> [Do this]: Exactly as written, please set down all of the entries again, with no pictures.
====== Working data
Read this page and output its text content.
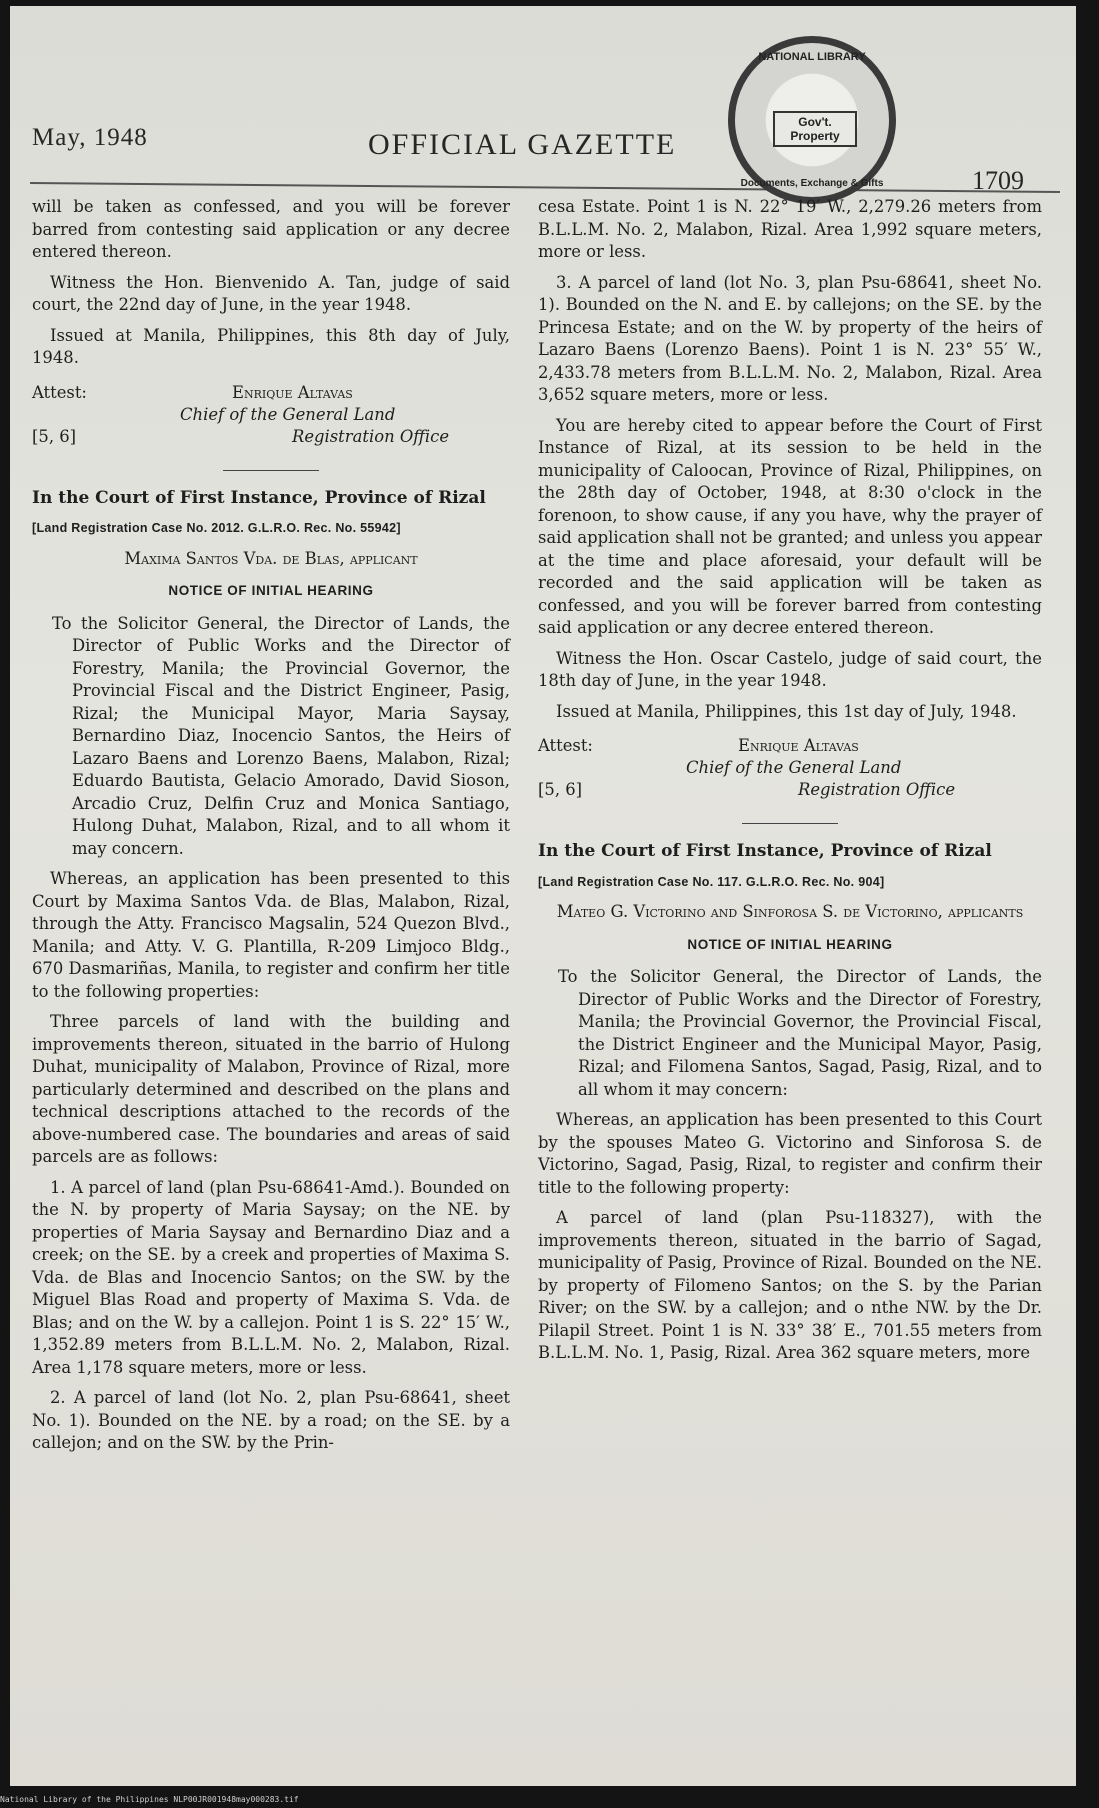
May, 1948	OFFICIAL GAZETTE
1709
NATIONAL LIBRARY
Gov't. Property
Documents, Exchange & Gifts

will be taken as confessed, and you will be forever barred from contesting said application or any decree entered thereon.

Witness the Hon. Bienvenido A. Tan, judge of said court, the 22nd day of June, in the year 1948.

Issued at Manila, Philippines, this 8th day of July, 1948.

Attest:	Enrique Altavas
Chief of the General Land
[5, 6]	Registration Office

In the Court of First Instance, Province of Rizal

[Land Registration Case No. 2012. G.L.R.O. Rec. No. 55942]

Maxima Santos Vda. de Blas, applicant

NOTICE OF INITIAL HEARING

To the Solicitor General, the Director of Lands, the Director of Public Works and the Director of Forestry, Manila; the Provincial Governor, the Provincial Fiscal and the District Engineer, Pasig, Rizal; the Municipal Mayor, Maria Saysay, Bernardino Diaz, Inocencio Santos, the Heirs of Lazaro Baens and Lorenzo Baens, Malabon, Rizal; Eduardo Bautista, Gelacio Amorado, David Sioson, Arcadio Cruz, Delfin Cruz and Monica Santiago, Hulong Duhat, Malabon, Rizal, and to all whom it may concern.

Whereas, an application has been presented to this Court by Maxima Santos Vda. de Blas, Malabon, Rizal, through the Atty. Francisco Magsalin, 524 Quezon Blvd., Manila; and Atty. V. G. Plantilla, R-209 Limjoco Bldg., 670 Dasmariñas, Manila, to register and confirm her title to the following properties:

Three parcels of land with the building and improvements thereon, situated in the barrio of Hulong Duhat, municipality of Malabon, Province of Rizal, more particularly determined and described on the plans and technical descriptions attached to the records of the above-numbered case. The boundaries and areas of said parcels are as follows:

1. A parcel of land (plan Psu-68641-Amd.). Bounded on the N. by property of Maria Saysay; on the NE. by properties of Maria Saysay and Bernardino Diaz and a creek; on the SE. by a creek and properties of Maxima S. Vda. de Blas and Inocencio Santos; on the SW. by the Miguel Blas Road and property of Maxima S. Vda. de Blas; and on the W. by a callejon. Point 1 is S. 22° 15′ W., 1,352.89 meters from B.L.L.M. No. 2, Malabon, Rizal. Area 1,178 square meters, more or less.

2. A parcel of land (lot No. 2, plan Psu-68641, sheet No. 1). Bounded on the NE. by a road; on the SE. by a callejon; and on the SW. by the Prin-

cesa Estate. Point 1 is N. 22° 19′ W., 2,279.26 meters from B.L.L.M. No. 2, Malabon, Rizal. Area 1,992 square meters, more or less.

3. A parcel of land (lot No. 3, plan Psu-68641, sheet No. 1). Bounded on the N. and E. by callejons; on the SE. by the Princesa Estate; and on the W. by property of the heirs of Lazaro Baens (Lorenzo Baens). Point 1 is N. 23° 55′ W., 2,433.78 meters from B.L.L.M. No. 2, Malabon, Rizal. Area 3,652 square meters, more or less.

You are hereby cited to appear before the Court of First Instance of Rizal, at its session to be held in the municipality of Caloocan, Province of Rizal, Philippines, on the 28th day of October, 1948, at 8:30 o'clock in the forenoon, to show cause, if any you have, why the prayer of said application shall not be granted; and unless you appear at the time and place aforesaid, your default will be recorded and the said application will be taken as confessed, and you will be forever barred from contesting said application or any decree entered thereon.

Witness the Hon. Oscar Castelo, judge of said court, the 18th day of June, in the year 1948.

Issued at Manila, Philippines, this 1st day of July, 1948.

Attest:	Enrique Altavas
Chief of the General Land
[5, 6]	Registration Office

In the Court of First Instance, Province of Rizal

[Land Registration Case No. 117. G.L.R.O. Rec. No. 904]

Mateo G. Victorino and Sinforosa S. de Victorino, applicants

NOTICE OF INITIAL HEARING

To the Solicitor General, the Director of Lands, the Director of Public Works and the Director of Forestry, Manila; the Provincial Governor, the Provincial Fiscal, the District Engineer and the Municipal Mayor, Pasig, Rizal; and Filomena Santos, Sagad, Pasig, Rizal, and to all whom it may concern:

Whereas, an application has been presented to this Court by the spouses Mateo G. Victorino and Sinforosa S. de Victorino, Sagad, Pasig, Rizal, to register and confirm their title to the following property:

A parcel of land (plan Psu-118327), with the improvements thereon, situated in the barrio of Sagad, municipality of Pasig, Province of Rizal. Bounded on the NE. by property of Filomeno Santos; on the S. by the Parian River; on the SW. by a callejon; and o nthe NW. by the Dr. Pilapil Street. Point 1 is N. 33° 38′ E., 701.55 meters from B.L.L.M. No. 1, Pasig, Rizal. Area 362 square meters, more

National Library of the Philippines NLP00JR001948may000283.tif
============
> [Correct output]:
Read this page and output its text content.
May, 1948	OFFICIAL GAZETTE
1709
NATIONAL LIBRARY
Gov't. Property
Documents, Exchange & Gifts

will be taken as confessed, and you will be forever barred from contesting said application or any decree entered thereon.

Witness the Hon. Bienvenido A. Tan, judge of said court, the 22nd day of June, in the year 1948.

Issued at Manila, Philippines, this 8th day of July, 1948.

Attest:	Enrique Altavas
Chief of the General Land
[5, 6]	Registration Office

In the Court of First Instance, Province of Rizal

[Land Registration Case No. 2012. G.L.R.O. Rec. No. 55942]

Maxima Santos Vda. de Blas, applicant

NOTICE OF INITIAL HEARING

To the Solicitor General, the Director of Lands, the Director of Public Works and the Director of Forestry, Manila; the Provincial Governor, the Provincial Fiscal and the District Engineer, Pasig, Rizal; the Municipal Mayor, Maria Saysay, Bernardino Diaz, Inocencio Santos, the Heirs of Lazaro Baens and Lorenzo Baens, Malabon, Rizal; Eduardo Bautista, Gelacio Amorado, David Sioson, Arcadio Cruz, Delfin Cruz and Monica Santiago, Hulong Duhat, Malabon, Rizal, and to all whom it may concern.

Whereas, an application has been presented to this Court by Maxima Santos Vda. de Blas, Malabon, Rizal, through the Atty. Francisco Magsalin, 524 Quezon Blvd., Manila; and Atty. V. G. Plantilla, R-209 Limjoco Bldg., 670 Dasmariñas, Manila, to register and confirm her title to the following properties:

Three parcels of land with the building and improvements thereon, situated in the barrio of Hulong Duhat, municipality of Malabon, Province of Rizal, more particularly determined and described on the plans and technical descriptions attached to the records of the above-numbered case. The boundaries and areas of said parcels are as follows:

1. A parcel of land (plan Psu-68641-Amd.). Bounded on the N. by property of Maria Saysay; on the NE. by properties of Maria Saysay and Bernardino Diaz and a creek; on the SE. by a creek and properties of Maxima S. Vda. de Blas and Inocencio Santos; on the SW. by the Miguel Blas Road and property of Maxima S. Vda. de Blas; and on the W. by a callejon. Point 1 is S. 22° 15′ W., 1,352.89 meters from B.L.L.M. No. 2, Malabon, Rizal. Area 1,178 square meters, more or less.

2. A parcel of land (lot No. 2, plan Psu-68641, sheet No. 1). Bounded on the NE. by a road; on the SE. by a callejon; and on the SW. by the Prin-

cesa Estate. Point 1 is N. 22° 19′ W., 2,279.26 meters from B.L.L.M. No. 2, Malabon, Rizal. Area 1,992 square meters, more or less.

3. A parcel of land (lot No. 3, plan Psu-68641, sheet No. 1). Bounded on the N. and E. by callejons; on the SE. by the Princesa Estate; and on the W. by property of the heirs of Lazaro Baens (Lorenzo Baens). Point 1 is N. 23° 55′ W., 2,433.78 meters from B.L.L.M. No. 2, Malabon, Rizal. Area 3,652 square meters, more or less.

You are hereby cited to appear before the Court of First Instance of Rizal, at its session to be held in the municipality of Caloocan, Province of Rizal, Philippines, on the 28th day of October, 1948, at 8:30 o'clock in the forenoon, to show cause, if any you have, why the prayer of said application shall not be granted; and unless you appear at the time and place aforesaid, your default will be recorded and the said application will be taken as confessed, and you will be forever barred from contesting said application or any decree entered thereon.

Witness the Hon. Oscar Castelo, judge of said court, the 18th day of June, in the year 1948.

Issued at Manila, Philippines, this 1st day of July, 1948.

Attest:	Enrique Altavas
Chief of the General Land
[5, 6]	Registration Office

In the Court of First Instance, Province of Rizal

[Land Registration Case No. 117. G.L.R.O. Rec. No. 904]

Mateo G. Victorino and Sinforosa S. de Victorino, applicants

NOTICE OF INITIAL HEARING

To the Solicitor General, the Director of Lands, the Director of Public Works and the Director of Forestry, Manila; the Provincial Governor, the Provincial Fiscal, the District Engineer and the Municipal Mayor, Pasig, Rizal; and Filomena Santos, Sagad, Pasig, Rizal, and to all whom it may concern:

Whereas, an application has been presented to this Court by the spouses Mateo G. Victorino and Sinforosa S. de Victorino, Sagad, Pasig, Rizal, to register and confirm their title to the following property:

A parcel of land (plan Psu-118327), with the improvements thereon, situated in the barrio of Sagad, municipality of Pasig, Province of Rizal. Bounded on the NE. by property of Filomeno Santos; on the S. by the Parian River; on the SW. by a callejon; and o nthe NW. by the Dr. Pilapil Street. Point 1 is N. 33° 38′ E., 701.55 meters from B.L.L.M. No. 1, Pasig, Rizal. Area 362 square meters, more

National Library of the Philippines NLP00JR001948may000283.tif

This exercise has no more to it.